┌─ Excerpted data
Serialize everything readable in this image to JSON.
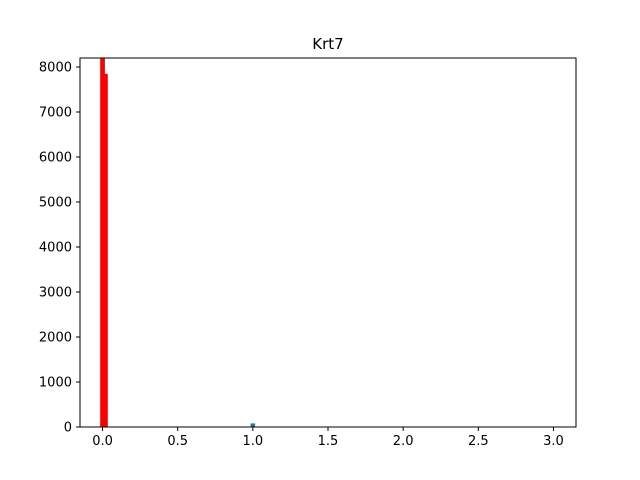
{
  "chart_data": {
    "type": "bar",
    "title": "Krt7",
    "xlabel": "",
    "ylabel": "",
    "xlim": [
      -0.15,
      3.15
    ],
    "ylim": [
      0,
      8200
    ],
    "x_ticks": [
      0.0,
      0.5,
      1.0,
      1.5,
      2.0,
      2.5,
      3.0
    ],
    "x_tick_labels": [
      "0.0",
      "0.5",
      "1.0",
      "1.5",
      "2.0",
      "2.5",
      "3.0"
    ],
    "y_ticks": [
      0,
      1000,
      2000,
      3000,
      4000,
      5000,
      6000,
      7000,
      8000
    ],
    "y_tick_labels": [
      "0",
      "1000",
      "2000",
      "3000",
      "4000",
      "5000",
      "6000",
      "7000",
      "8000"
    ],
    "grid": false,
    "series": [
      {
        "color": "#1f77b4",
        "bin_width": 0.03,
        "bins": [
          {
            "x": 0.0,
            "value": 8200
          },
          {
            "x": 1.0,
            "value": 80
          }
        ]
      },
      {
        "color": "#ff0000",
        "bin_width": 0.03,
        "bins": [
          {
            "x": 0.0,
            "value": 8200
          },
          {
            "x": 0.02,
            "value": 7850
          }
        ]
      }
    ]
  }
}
└─
┌─ Excerpted data
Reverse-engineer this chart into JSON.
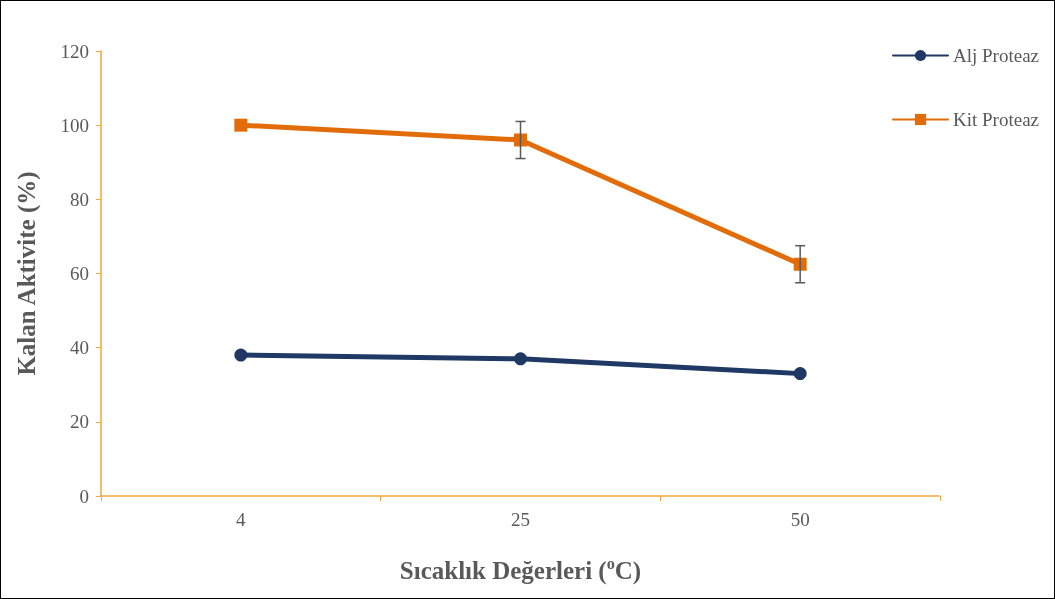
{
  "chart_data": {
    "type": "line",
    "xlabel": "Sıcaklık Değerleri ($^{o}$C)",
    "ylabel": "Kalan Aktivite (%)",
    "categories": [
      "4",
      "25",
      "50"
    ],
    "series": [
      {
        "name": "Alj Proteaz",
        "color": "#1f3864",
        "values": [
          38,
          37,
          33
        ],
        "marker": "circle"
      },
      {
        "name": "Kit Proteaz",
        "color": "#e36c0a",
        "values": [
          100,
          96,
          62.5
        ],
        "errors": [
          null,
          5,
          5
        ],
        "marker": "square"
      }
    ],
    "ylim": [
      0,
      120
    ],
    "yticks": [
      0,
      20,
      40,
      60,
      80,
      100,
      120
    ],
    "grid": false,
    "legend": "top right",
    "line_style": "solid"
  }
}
└─
## Exercise
Go through the listing above and list every line that has the word "this".

## Task result
Serialize everything readable in this image to JSON.
Reverse-engineer this chart into JSON.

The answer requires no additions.